#### [What the exercise asks]
Retype the material in full, keeping every word the same.

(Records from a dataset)
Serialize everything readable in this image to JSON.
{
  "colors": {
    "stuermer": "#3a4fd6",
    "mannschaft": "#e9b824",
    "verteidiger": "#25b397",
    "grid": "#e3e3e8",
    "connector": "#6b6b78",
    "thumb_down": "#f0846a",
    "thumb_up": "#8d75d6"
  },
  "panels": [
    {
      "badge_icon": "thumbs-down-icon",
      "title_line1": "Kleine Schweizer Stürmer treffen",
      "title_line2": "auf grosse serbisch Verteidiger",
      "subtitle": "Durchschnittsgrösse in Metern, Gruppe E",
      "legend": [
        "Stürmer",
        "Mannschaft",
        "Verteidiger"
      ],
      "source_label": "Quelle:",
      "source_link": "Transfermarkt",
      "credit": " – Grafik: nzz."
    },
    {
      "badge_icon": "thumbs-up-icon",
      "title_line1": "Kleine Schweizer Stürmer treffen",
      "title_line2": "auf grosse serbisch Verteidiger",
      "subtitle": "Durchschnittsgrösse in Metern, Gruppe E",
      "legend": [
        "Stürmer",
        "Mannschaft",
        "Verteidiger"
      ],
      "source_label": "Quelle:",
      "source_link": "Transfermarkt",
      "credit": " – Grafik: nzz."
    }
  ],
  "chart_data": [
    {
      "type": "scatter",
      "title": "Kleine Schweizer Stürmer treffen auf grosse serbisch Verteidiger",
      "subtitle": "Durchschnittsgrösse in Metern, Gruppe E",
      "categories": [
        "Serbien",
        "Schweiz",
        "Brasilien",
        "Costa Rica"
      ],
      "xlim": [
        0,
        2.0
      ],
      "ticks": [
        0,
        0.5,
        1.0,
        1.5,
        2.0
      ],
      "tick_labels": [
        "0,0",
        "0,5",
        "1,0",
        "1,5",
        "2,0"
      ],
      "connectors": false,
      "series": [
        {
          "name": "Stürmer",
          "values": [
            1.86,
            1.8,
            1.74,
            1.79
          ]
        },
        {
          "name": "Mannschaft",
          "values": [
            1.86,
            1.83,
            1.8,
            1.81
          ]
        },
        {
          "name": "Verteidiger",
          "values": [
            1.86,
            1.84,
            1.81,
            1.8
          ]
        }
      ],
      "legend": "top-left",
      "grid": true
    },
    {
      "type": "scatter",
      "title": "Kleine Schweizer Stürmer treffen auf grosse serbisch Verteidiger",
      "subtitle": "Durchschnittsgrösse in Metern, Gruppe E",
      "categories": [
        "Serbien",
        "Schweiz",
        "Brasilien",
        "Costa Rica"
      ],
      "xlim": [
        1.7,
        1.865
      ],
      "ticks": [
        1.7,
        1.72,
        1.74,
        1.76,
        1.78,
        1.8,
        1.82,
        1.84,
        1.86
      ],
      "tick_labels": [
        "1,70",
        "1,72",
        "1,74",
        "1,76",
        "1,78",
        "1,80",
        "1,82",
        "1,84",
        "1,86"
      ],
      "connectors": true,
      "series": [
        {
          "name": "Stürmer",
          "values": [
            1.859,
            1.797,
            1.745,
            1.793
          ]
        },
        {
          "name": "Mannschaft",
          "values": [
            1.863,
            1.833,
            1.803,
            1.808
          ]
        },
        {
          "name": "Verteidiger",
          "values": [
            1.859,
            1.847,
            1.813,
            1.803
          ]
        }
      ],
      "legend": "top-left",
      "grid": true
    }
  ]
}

#### [Answer to this task]
Serialize everything readable in this image to JSON.
{
  "colors": {
    "stuermer": "#3a4fd6",
    "mannschaft": "#e9b824",
    "verteidiger": "#25b397",
    "grid": "#e3e3e8",
    "connector": "#6b6b78",
    "thumb_down": "#f0846a",
    "thumb_up": "#8d75d6"
  },
  "panels": [
    {
      "badge_icon": "thumbs-down-icon",
      "title_line1": "Kleine Schweizer Stürmer treffen",
      "title_line2": "auf grosse serbisch Verteidiger",
      "subtitle": "Durchschnittsgrösse in Metern, Gruppe E",
      "legend": [
        "Stürmer",
        "Mannschaft",
        "Verteidiger"
      ],
      "source_label": "Quelle:",
      "source_link": "Transfermarkt",
      "credit": " – Grafik: nzz."
    },
    {
      "badge_icon": "thumbs-up-icon",
      "title_line1": "Kleine Schweizer Stürmer treffen",
      "title_line2": "auf grosse serbisch Verteidiger",
      "subtitle": "Durchschnittsgrösse in Metern, Gruppe E",
      "legend": [
        "Stürmer",
        "Mannschaft",
        "Verteidiger"
      ],
      "source_label": "Quelle:",
      "source_link": "Transfermarkt",
      "credit": " – Grafik: nzz."
    }
  ],
  "chart_data": [
    {
      "type": "scatter",
      "title": "Kleine Schweizer Stürmer treffen auf grosse serbisch Verteidiger",
      "subtitle": "Durchschnittsgrösse in Metern, Gruppe E",
      "categories": [
        "Serbien",
        "Schweiz",
        "Brasilien",
        "Costa Rica"
      ],
      "xlim": [
        0,
        2.0
      ],
      "ticks": [
        0,
        0.5,
        1.0,
        1.5,
        2.0
      ],
      "tick_labels": [
        "0,0",
        "0,5",
        "1,0",
        "1,5",
        "2,0"
      ],
      "connectors": false,
      "series": [
        {
          "name": "Stürmer",
          "values": [
            1.86,
            1.8,
            1.74,
            1.79
          ]
        },
        {
          "name": "Mannschaft",
          "values": [
            1.86,
            1.83,
            1.8,
            1.81
          ]
        },
        {
          "name": "Verteidiger",
          "values": [
            1.86,
            1.84,
            1.81,
            1.8
          ]
        }
      ],
      "legend": "top-left",
      "grid": true
    },
    {
      "type": "scatter",
      "title": "Kleine Schweizer Stürmer treffen auf grosse serbisch Verteidiger",
      "subtitle": "Durchschnittsgrösse in Metern, Gruppe E",
      "categories": [
        "Serbien",
        "Schweiz",
        "Brasilien",
        "Costa Rica"
      ],
      "xlim": [
        1.7,
        1.865
      ],
      "ticks": [
        1.7,
        1.72,
        1.74,
        1.76,
        1.78,
        1.8,
        1.82,
        1.84,
        1.86
      ],
      "tick_labels": [
        "1,70",
        "1,72",
        "1,74",
        "1,76",
        "1,78",
        "1,80",
        "1,82",
        "1,84",
        "1,86"
      ],
      "connectors": true,
      "series": [
        {
          "name": "Stürmer",
          "values": [
            1.859,
            1.797,
            1.745,
            1.793
          ]
        },
        {
          "name": "Mannschaft",
          "values": [
            1.863,
            1.833,
            1.803,
            1.808
          ]
        },
        {
          "name": "Verteidiger",
          "values": [
            1.859,
            1.847,
            1.813,
            1.803
          ]
        }
      ],
      "legend": "top-left",
      "grid": true
    }
  ]
}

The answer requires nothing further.